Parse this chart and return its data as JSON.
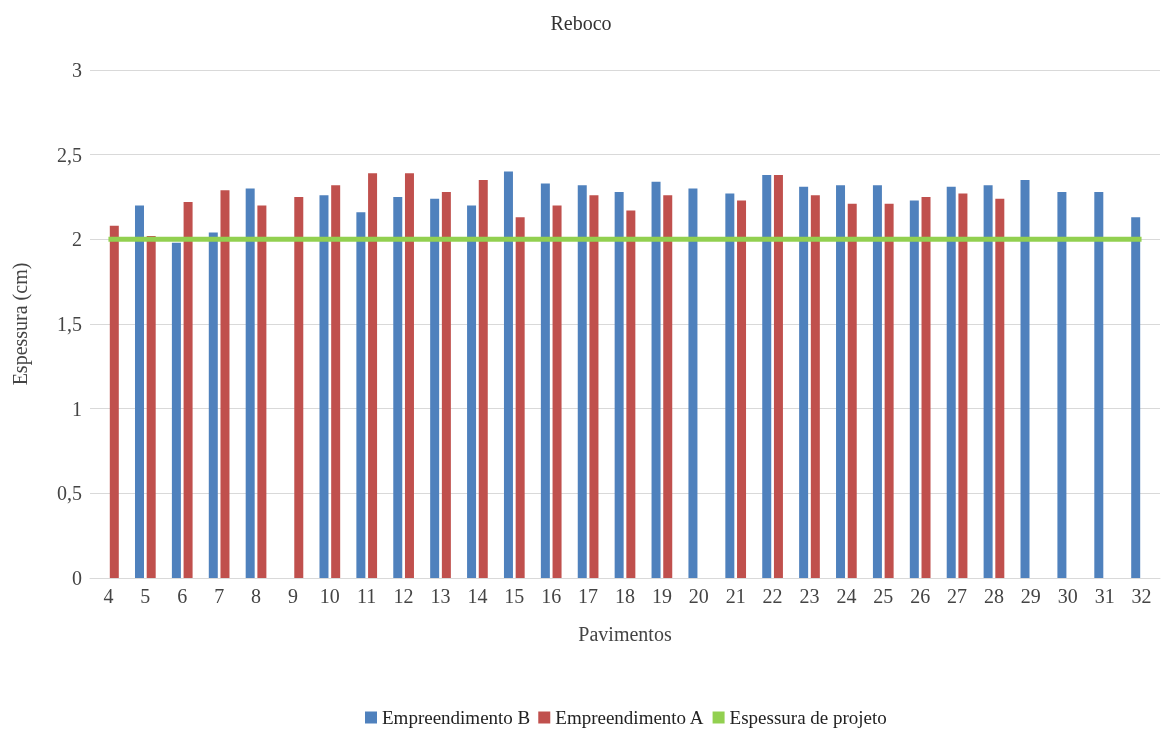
{
  "chart_data": {
    "type": "bar",
    "title": "Reboco",
    "xlabel": "Pavimentos",
    "ylabel": "Espessura (cm)",
    "categories": [
      "4",
      "5",
      "6",
      "7",
      "8",
      "9",
      "10",
      "11",
      "12",
      "13",
      "14",
      "15",
      "16",
      "17",
      "18",
      "19",
      "20",
      "21",
      "22",
      "23",
      "24",
      "25",
      "26",
      "27",
      "28",
      "29",
      "30",
      "31",
      "32"
    ],
    "series": [
      {
        "name": "Empreendimento B",
        "color": "#4f81bd",
        "values": [
          null,
          2.2,
          1.98,
          2.04,
          2.3,
          null,
          2.26,
          2.16,
          2.25,
          2.24,
          2.2,
          2.4,
          2.33,
          2.32,
          2.28,
          2.34,
          2.3,
          2.27,
          2.38,
          2.31,
          2.32,
          2.32,
          2.23,
          2.31,
          2.32,
          2.35,
          2.28,
          2.28,
          2.13
        ]
      },
      {
        "name": "Empreendimento A",
        "color": "#c0504d",
        "values": [
          2.08,
          2.02,
          2.22,
          2.29,
          2.2,
          2.25,
          2.32,
          2.39,
          2.39,
          2.28,
          2.35,
          2.13,
          2.2,
          2.26,
          2.17,
          2.26,
          null,
          2.23,
          2.38,
          2.26,
          2.21,
          2.21,
          2.25,
          2.27,
          2.24,
          null,
          null,
          null,
          null
        ]
      },
      {
        "name": "Espessura de projeto",
        "type": "line",
        "color": "#92d050",
        "marker": "none",
        "values": [
          2,
          2,
          2,
          2,
          2,
          2,
          2,
          2,
          2,
          2,
          2,
          2,
          2,
          2,
          2,
          2,
          2,
          2,
          2,
          2,
          2,
          2,
          2,
          2,
          2,
          2,
          2,
          2,
          2
        ]
      }
    ],
    "ylim": [
      0,
      3
    ],
    "yticks": [
      0,
      {
        "value": 0.5,
        "label": "0,5"
      },
      1,
      {
        "value": 1.5,
        "label": "1,5"
      },
      2,
      {
        "value": 2.5,
        "label": "2,5"
      },
      3
    ],
    "grid": "y",
    "legend": "bottom"
  }
}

:::

> DIRECTIONS
Which lines in the records above contain the string "Espessura"? Copy each one.

> RESPONSE TO THE EXERCISE
    "ylabel": "Espessura (cm)",
        "name": "Espessura de projeto",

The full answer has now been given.